What to work on: From the entries below, tally how many lines contain "NOMI" and report only that figure.

## begin

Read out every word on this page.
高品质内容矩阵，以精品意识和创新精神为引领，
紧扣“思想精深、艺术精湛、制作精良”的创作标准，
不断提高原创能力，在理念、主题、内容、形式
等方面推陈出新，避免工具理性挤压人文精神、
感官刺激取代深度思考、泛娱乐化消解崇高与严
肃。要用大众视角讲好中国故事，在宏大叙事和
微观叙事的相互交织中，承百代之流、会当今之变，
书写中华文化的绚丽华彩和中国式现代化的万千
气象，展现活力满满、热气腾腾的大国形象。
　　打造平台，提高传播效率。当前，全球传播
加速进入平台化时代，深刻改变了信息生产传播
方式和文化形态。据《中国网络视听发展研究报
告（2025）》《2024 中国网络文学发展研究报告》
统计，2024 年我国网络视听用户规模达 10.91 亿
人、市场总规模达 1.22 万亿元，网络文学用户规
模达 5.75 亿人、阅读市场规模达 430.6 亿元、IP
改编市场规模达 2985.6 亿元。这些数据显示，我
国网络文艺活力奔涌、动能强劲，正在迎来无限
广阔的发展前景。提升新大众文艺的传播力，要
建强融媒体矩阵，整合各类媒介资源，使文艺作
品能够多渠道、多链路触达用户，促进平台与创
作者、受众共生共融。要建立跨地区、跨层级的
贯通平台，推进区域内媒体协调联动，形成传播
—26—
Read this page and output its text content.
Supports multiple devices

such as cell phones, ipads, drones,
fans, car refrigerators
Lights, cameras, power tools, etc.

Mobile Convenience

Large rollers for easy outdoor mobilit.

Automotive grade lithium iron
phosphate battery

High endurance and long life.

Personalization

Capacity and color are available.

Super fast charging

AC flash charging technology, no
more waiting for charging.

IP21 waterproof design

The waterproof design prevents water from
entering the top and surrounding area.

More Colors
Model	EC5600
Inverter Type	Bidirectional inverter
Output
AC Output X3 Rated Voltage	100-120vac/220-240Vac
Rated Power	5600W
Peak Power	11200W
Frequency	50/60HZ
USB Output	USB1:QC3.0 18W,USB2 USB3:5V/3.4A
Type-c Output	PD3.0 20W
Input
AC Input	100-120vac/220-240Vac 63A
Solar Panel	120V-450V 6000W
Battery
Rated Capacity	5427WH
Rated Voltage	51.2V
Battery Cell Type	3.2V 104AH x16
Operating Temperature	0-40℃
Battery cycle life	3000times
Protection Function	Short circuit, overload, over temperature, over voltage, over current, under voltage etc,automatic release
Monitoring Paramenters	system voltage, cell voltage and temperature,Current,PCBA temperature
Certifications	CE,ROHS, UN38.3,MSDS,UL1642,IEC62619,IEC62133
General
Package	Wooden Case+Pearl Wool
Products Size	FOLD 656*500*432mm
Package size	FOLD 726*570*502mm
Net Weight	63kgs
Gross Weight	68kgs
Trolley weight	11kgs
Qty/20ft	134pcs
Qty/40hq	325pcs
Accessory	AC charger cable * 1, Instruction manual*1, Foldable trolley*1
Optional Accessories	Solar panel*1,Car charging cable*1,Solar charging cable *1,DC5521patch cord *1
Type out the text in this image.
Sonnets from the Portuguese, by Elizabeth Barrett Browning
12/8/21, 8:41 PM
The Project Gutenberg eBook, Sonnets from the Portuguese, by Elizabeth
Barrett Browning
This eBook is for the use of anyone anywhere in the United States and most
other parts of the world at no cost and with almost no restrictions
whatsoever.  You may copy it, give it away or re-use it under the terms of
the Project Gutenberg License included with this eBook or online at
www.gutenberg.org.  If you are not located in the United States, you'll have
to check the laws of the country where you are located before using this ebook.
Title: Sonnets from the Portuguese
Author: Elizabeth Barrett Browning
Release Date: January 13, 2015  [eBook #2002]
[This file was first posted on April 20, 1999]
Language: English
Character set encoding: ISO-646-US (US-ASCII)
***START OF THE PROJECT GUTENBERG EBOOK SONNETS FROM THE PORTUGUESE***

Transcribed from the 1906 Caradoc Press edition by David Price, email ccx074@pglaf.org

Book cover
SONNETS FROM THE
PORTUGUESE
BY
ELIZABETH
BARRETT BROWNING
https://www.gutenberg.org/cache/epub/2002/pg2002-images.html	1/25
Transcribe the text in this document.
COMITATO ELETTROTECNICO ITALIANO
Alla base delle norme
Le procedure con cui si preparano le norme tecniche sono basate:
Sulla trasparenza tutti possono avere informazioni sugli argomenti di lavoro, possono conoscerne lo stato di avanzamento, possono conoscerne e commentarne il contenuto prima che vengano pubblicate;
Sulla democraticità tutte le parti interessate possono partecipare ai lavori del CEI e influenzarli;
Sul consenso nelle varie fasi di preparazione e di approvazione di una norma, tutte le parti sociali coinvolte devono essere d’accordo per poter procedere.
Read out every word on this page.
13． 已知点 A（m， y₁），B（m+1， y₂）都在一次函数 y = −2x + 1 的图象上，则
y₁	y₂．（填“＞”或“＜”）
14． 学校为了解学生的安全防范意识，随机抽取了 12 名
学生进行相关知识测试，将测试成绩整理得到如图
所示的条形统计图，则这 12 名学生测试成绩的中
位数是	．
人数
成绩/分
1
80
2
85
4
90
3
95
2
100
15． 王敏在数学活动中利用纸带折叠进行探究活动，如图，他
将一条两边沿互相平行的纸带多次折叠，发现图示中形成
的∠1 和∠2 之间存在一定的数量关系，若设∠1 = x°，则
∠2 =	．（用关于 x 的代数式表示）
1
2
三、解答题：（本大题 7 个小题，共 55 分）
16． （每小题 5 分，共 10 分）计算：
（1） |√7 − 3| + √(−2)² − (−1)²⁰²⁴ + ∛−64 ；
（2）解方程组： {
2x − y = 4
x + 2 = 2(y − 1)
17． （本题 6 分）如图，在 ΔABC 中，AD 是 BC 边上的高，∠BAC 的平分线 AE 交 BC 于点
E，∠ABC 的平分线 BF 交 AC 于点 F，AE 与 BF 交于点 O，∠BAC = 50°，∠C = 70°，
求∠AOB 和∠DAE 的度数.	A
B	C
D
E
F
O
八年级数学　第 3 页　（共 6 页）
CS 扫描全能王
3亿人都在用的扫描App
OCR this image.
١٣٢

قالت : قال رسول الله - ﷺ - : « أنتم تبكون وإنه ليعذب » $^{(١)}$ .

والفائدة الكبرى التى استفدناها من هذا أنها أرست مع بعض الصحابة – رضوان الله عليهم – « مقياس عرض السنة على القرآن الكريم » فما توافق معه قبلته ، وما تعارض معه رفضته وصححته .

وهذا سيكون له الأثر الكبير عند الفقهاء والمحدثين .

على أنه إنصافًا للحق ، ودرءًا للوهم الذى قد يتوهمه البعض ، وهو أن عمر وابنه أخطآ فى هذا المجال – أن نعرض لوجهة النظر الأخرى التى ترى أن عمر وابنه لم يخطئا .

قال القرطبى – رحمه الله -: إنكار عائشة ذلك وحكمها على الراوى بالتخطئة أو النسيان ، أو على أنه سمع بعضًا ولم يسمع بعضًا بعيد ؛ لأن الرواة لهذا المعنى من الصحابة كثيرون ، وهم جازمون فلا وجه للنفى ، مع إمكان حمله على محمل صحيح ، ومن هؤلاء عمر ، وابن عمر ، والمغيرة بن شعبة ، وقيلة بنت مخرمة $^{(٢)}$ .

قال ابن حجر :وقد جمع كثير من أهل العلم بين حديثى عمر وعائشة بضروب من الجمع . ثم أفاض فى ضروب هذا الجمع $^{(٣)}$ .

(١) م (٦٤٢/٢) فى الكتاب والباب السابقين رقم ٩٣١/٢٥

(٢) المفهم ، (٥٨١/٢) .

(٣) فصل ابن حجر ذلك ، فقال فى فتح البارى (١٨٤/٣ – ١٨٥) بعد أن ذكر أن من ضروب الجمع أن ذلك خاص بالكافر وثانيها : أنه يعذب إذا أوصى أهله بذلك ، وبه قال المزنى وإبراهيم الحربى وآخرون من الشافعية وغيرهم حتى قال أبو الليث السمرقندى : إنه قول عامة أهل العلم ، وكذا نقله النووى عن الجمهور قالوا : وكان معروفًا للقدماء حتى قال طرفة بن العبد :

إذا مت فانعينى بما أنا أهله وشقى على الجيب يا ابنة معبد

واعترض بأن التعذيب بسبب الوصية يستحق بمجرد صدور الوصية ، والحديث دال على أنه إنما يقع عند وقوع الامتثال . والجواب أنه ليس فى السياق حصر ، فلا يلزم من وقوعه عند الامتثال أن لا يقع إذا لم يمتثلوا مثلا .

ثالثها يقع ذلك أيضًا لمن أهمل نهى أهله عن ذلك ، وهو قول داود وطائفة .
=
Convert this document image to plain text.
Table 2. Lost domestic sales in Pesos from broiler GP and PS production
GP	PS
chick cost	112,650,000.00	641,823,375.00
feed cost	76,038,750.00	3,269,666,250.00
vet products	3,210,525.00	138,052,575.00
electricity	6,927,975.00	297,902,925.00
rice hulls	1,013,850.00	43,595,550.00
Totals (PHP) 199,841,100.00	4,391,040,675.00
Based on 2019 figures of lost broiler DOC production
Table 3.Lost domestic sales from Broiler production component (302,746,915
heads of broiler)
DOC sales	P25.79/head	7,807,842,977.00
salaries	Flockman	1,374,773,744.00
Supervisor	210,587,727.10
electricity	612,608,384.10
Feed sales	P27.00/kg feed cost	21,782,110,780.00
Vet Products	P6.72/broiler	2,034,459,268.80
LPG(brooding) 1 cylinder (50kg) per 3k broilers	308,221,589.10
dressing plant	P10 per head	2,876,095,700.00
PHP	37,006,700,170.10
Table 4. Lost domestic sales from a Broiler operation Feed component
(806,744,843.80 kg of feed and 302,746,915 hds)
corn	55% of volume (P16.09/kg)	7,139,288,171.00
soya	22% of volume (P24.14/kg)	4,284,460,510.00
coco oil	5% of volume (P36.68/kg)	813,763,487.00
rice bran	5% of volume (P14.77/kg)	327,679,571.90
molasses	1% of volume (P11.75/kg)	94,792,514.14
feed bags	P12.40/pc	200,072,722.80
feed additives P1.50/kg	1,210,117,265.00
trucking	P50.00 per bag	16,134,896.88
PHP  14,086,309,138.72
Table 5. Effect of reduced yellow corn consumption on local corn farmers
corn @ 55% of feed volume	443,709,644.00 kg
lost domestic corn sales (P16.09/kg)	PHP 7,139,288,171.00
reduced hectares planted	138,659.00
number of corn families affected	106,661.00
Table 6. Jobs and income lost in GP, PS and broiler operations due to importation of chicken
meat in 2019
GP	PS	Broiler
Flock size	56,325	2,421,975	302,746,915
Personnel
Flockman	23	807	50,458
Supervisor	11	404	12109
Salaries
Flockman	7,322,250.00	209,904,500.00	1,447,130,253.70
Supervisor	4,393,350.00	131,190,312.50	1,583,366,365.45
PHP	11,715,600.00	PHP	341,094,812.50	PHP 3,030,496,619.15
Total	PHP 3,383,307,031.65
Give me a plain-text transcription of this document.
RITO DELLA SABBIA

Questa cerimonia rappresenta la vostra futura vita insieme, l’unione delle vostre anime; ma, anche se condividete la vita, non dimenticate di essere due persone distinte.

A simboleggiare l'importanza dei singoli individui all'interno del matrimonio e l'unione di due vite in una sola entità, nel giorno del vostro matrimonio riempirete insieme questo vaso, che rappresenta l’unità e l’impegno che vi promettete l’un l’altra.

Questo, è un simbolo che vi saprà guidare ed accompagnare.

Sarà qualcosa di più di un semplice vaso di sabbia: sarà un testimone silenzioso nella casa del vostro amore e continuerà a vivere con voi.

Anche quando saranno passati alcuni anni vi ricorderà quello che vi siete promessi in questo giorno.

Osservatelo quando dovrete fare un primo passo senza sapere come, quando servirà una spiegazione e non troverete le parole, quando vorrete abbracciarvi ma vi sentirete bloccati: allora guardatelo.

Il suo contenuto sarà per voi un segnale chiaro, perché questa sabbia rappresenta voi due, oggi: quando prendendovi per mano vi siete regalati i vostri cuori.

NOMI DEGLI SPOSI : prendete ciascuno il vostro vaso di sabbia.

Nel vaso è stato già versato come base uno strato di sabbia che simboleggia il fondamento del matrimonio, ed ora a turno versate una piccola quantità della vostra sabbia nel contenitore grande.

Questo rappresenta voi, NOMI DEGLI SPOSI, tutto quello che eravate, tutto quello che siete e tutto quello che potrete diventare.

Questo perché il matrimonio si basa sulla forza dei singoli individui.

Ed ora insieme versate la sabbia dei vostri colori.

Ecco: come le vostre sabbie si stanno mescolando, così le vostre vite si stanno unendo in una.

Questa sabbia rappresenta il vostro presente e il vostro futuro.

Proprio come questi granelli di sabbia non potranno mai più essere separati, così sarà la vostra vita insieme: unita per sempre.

## end

Result of the exercise: 2